Pull out every line of the listing below where "date" appears.

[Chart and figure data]
((

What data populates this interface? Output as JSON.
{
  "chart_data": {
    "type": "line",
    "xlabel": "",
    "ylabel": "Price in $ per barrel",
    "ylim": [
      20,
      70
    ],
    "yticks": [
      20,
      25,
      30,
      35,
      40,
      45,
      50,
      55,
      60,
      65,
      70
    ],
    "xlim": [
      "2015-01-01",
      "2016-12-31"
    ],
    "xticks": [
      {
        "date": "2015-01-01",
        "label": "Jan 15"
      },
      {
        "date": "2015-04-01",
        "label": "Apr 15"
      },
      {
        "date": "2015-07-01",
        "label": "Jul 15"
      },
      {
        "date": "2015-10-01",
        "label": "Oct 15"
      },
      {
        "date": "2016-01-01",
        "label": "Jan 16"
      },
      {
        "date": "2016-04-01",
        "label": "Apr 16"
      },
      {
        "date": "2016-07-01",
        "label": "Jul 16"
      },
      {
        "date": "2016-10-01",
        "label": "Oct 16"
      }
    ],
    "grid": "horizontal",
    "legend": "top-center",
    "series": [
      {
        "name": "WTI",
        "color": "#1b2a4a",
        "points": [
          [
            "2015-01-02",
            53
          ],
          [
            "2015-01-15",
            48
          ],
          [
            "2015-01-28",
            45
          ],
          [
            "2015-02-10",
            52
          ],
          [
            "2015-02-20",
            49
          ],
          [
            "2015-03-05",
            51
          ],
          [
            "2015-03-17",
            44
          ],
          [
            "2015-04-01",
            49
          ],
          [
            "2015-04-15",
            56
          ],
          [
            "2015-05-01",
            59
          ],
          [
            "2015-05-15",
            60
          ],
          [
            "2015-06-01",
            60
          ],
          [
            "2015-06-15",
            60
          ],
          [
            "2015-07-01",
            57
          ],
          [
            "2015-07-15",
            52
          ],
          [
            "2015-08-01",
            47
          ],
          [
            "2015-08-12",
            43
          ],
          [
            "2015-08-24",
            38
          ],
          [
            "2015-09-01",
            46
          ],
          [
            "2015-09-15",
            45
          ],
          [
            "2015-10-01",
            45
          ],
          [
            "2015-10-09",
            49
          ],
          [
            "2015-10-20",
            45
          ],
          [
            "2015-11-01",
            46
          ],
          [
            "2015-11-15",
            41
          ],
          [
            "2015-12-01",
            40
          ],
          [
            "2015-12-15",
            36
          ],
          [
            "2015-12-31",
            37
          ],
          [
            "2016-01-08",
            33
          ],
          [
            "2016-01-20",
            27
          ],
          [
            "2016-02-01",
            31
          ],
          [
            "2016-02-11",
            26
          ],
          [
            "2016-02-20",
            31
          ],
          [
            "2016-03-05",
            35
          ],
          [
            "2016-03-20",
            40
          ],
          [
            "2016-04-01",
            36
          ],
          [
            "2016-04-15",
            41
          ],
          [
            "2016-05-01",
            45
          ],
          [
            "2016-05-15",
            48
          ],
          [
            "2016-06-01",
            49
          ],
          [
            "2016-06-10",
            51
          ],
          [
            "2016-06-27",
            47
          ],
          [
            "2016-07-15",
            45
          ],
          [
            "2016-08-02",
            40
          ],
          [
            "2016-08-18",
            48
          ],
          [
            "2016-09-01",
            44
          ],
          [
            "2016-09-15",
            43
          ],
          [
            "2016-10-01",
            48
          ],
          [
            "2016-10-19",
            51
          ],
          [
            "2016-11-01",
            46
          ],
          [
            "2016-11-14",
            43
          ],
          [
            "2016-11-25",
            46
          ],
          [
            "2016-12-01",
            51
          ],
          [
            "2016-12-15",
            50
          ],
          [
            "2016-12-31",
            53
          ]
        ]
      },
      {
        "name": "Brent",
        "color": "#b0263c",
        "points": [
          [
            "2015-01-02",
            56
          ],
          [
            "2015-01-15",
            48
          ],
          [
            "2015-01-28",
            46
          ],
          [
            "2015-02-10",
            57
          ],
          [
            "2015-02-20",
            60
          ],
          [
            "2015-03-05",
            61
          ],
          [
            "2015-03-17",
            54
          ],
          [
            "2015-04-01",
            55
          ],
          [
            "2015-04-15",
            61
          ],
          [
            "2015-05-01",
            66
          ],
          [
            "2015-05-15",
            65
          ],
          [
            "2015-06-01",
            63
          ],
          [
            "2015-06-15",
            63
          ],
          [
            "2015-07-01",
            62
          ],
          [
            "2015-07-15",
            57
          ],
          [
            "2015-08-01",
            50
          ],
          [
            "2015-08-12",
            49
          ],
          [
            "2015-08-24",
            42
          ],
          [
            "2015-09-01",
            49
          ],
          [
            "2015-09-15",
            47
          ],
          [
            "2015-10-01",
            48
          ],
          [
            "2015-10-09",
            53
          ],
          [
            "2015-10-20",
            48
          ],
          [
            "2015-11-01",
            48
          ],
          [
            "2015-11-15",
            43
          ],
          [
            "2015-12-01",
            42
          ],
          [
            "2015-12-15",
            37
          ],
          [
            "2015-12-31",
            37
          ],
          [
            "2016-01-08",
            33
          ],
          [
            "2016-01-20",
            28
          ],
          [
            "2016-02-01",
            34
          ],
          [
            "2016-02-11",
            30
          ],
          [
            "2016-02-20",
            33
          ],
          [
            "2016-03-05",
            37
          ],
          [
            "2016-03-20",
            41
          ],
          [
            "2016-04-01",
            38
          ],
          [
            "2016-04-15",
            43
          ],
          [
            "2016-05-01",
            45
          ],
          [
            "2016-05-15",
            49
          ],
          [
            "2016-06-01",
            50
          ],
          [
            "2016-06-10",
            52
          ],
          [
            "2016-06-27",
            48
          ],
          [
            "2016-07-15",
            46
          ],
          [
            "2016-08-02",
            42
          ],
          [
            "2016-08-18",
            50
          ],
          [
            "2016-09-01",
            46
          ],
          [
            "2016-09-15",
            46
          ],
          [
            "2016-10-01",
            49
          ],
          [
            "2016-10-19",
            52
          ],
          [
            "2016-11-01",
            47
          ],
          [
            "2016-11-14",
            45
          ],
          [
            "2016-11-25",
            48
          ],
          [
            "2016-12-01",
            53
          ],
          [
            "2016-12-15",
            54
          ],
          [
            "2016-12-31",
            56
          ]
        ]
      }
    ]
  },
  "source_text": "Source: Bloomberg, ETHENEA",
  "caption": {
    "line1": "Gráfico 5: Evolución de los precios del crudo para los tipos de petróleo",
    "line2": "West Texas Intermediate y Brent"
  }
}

))

> **The response**
        "date": "2015-01-01",
        "date": "2015-04-01",
        "date": "2015-07-01",
        "date": "2015-10-01",
        "date": "2016-01-01",
        "date": "2016-04-01",
        "date": "2016-07-01",
        "date": "2016-10-01",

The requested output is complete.